• SET EXERCISE:
Count the lines in the data below that contain the string "arrow", and reply with only that number.

Start of RAW RECORDS

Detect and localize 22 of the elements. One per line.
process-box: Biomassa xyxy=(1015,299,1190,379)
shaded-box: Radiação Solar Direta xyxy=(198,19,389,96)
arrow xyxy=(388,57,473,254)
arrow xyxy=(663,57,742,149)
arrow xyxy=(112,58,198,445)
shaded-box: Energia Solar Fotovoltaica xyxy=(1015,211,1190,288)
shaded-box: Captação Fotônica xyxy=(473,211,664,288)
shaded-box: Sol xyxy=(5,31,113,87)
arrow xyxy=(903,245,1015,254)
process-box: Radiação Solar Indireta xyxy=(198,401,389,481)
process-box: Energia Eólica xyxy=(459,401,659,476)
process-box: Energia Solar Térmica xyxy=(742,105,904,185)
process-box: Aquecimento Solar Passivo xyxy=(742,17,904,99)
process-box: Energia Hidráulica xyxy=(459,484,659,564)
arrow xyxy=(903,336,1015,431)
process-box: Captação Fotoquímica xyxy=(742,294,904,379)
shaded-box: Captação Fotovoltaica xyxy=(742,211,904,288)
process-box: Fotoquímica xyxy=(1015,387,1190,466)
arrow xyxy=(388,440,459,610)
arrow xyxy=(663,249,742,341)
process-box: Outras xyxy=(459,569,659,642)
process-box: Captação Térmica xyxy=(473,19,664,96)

End of RAW RECORDS

• EXERCISE RESULT:
7